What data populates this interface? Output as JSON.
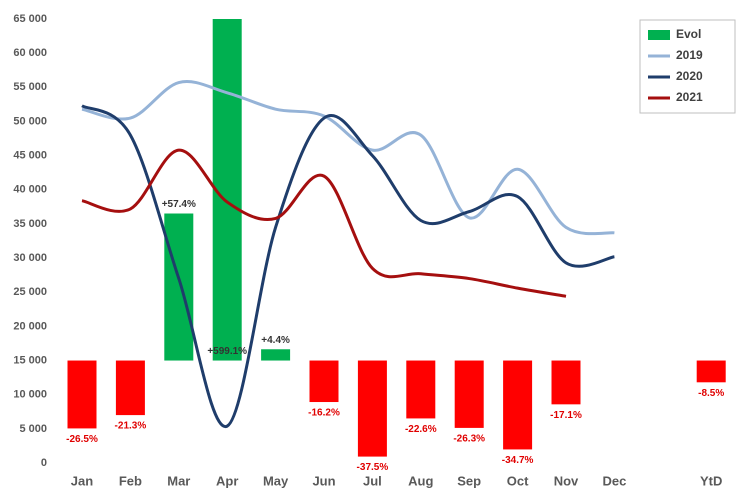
{
  "chart_data": {
    "type": "combo",
    "categories": [
      "Jan",
      "Feb",
      "Mar",
      "Apr",
      "May",
      "Jun",
      "Jul",
      "Aug",
      "Sep",
      "Oct",
      "Nov",
      "Dec",
      null,
      "YtD"
    ],
    "series": [
      {
        "name": "Evol",
        "type": "bar",
        "axis": "y2",
        "color": "#00b050",
        "negative_color": "#ff0000",
        "values": [
          -26.5,
          -21.3,
          57.4,
          599.1,
          4.4,
          -16.2,
          -37.5,
          -22.6,
          -26.3,
          -34.7,
          -17.1,
          null,
          null,
          -8.5
        ],
        "value_labels": [
          "-26.5%",
          "-21.3%",
          "+57.4%",
          "+599.1%",
          "+4.4%",
          "-16.2%",
          "-37.5%",
          "-22.6%",
          "-26.3%",
          "-34.7%",
          "-17.1%",
          null,
          null,
          "-8.5%"
        ]
      },
      {
        "name": "2019",
        "type": "line",
        "color": "#95b3d7",
        "values": [
          51800,
          50500,
          55700,
          54200,
          51800,
          50800,
          45800,
          48000,
          35900,
          43000,
          34500,
          33700,
          null,
          null
        ]
      },
      {
        "name": "2020",
        "type": "line",
        "color": "#1f3d6b",
        "values": [
          52300,
          48000,
          27000,
          5400,
          34500,
          50500,
          45000,
          35500,
          36800,
          39000,
          29300,
          30200,
          null,
          null
        ]
      },
      {
        "name": "2021",
        "type": "line",
        "color": "#a50f0f",
        "values": [
          38400,
          37200,
          45800,
          38200,
          35800,
          42000,
          28500,
          27700,
          27000,
          25600,
          24400,
          null,
          null,
          null
        ]
      }
    ],
    "ylim": [
      0,
      65000
    ],
    "yticks": [
      0,
      {
        "value": 5000,
        "label": "5 000"
      },
      {
        "value": 10000,
        "label": "10 000"
      },
      {
        "value": 15000,
        "label": "15 000"
      },
      {
        "value": 20000,
        "label": "20 000"
      },
      {
        "value": 25000,
        "label": "25 000"
      },
      {
        "value": 30000,
        "label": "30 000"
      },
      {
        "value": 35000,
        "label": "35 000"
      },
      {
        "value": 40000,
        "label": "40 000"
      },
      {
        "value": 45000,
        "label": "45 000"
      },
      {
        "value": 50000,
        "label": "50 000"
      },
      {
        "value": 55000,
        "label": "55 000"
      },
      {
        "value": 60000,
        "label": "60 000"
      },
      {
        "value": 65000,
        "label": "65 000"
      }
    ],
    "y2lim": [
      -40,
      133.33
    ],
    "grid": false,
    "legend": "upper right"
  }
}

———

- _What the task asks_:
Which lines contain "name"? Copy each of them.

- _Full response_:
        "name": "Evol",
        "name": "2019",
        "name": "2020",
        "name": "2021",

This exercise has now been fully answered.